▸ TASK DETAILS
Print the listing in its entirety and exactly, leaving out images.

▸ INPUT DATA
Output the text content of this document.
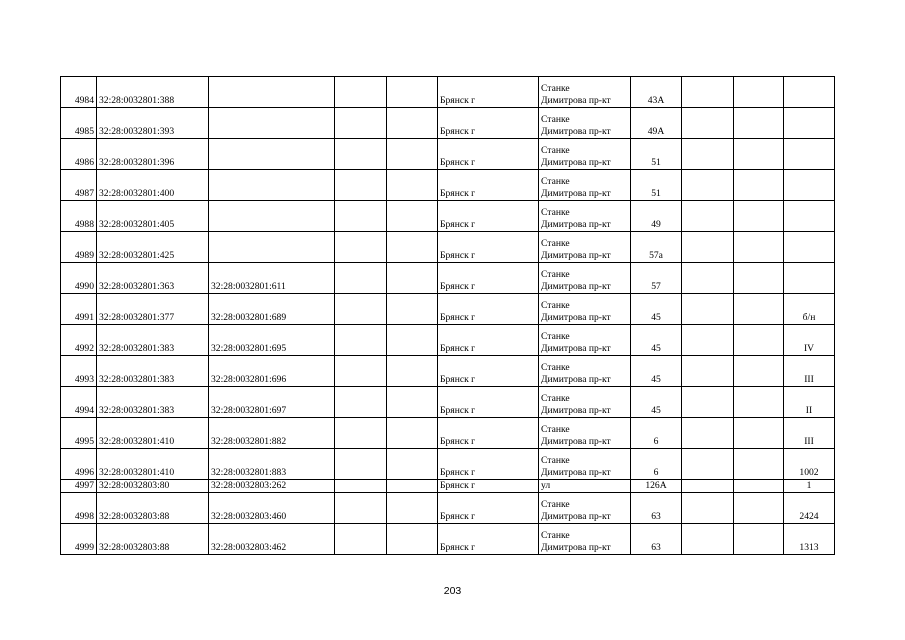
4984	32:28:0032801:388				Брянск г	Станке
Димитрова пр-кт	43А			
4985	32:28:0032801:393				Брянск г	Станке
Димитрова пр-кт	49А			
4986	32:28:0032801:396				Брянск г	Станке
Димитрова пр-кт	51			
4987	32:28:0032801:400				Брянск г	Станке
Димитрова пр-кт	51			
4988	32:28:0032801:405				Брянск г	Станке
Димитрова пр-кт	49			
4989	32:28:0032801:425				Брянск г	Станке
Димитрова пр-кт	57а			
4990	32:28:0032801:363	32:28:0032801:611			Брянск г	Станке
Димитрова пр-кт	57			
4991	32:28:0032801:377	32:28:0032801:689			Брянск г	Станке
Димитрова пр-кт	45			б/н
4992	32:28:0032801:383	32:28:0032801:695			Брянск г	Станке
Димитрова пр-кт	45			IV
4993	32:28:0032801:383	32:28:0032801:696			Брянск г	Станке
Димитрова пр-кт	45			III
4994	32:28:0032801:383	32:28:0032801:697			Брянск г	Станке
Димитрова пр-кт	45			II
4995	32:28:0032801:410	32:28:0032801:882			Брянск г	Станке
Димитрова пр-кт	6			III
4996	32:28:0032801:410	32:28:0032801:883			Брянск г	Станке
Димитрова пр-кт	6			1002
4997	32:28:0032803:80	32:28:0032803:262			Брянск г	ул	126А			1
4998	32:28:0032803:88	32:28:0032803:460			Брянск г	Станке
Димитрова пр-кт	63			2424
4999	32:28:0032803:88	32:28:0032803:462			Брянск г	Станке
Димитрова пр-кт	63			1313
203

▸ SOLUTION TO THE PROBLEM
Output the text content of this document.
4984	32:28:0032801:388				Брянск г	Станке
Димитрова пр-кт	43А			
4985	32:28:0032801:393				Брянск г	Станке
Димитрова пр-кт	49А			
4986	32:28:0032801:396				Брянск г	Станке
Димитрова пр-кт	51			
4987	32:28:0032801:400				Брянск г	Станке
Димитрова пр-кт	51			
4988	32:28:0032801:405				Брянск г	Станке
Димитрова пр-кт	49			
4989	32:28:0032801:425				Брянск г	Станке
Димитрова пр-кт	57а			
4990	32:28:0032801:363	32:28:0032801:611			Брянск г	Станке
Димитрова пр-кт	57			
4991	32:28:0032801:377	32:28:0032801:689			Брянск г	Станке
Димитрова пр-кт	45			б/н
4992	32:28:0032801:383	32:28:0032801:695			Брянск г	Станке
Димитрова пр-кт	45			IV
4993	32:28:0032801:383	32:28:0032801:696			Брянск г	Станке
Димитрова пр-кт	45			III
4994	32:28:0032801:383	32:28:0032801:697			Брянск г	Станке
Димитрова пр-кт	45			II
4995	32:28:0032801:410	32:28:0032801:882			Брянск г	Станке
Димитрова пр-кт	6			III
4996	32:28:0032801:410	32:28:0032801:883			Брянск г	Станке
Димитрова пр-кт	6			1002
4997	32:28:0032803:80	32:28:0032803:262			Брянск г	ул	126А			1
4998	32:28:0032803:88	32:28:0032803:460			Брянск г	Станке
Димитрова пр-кт	63			2424
4999	32:28:0032803:88	32:28:0032803:462			Брянск г	Станке
Димитрова пр-кт	63			1313
203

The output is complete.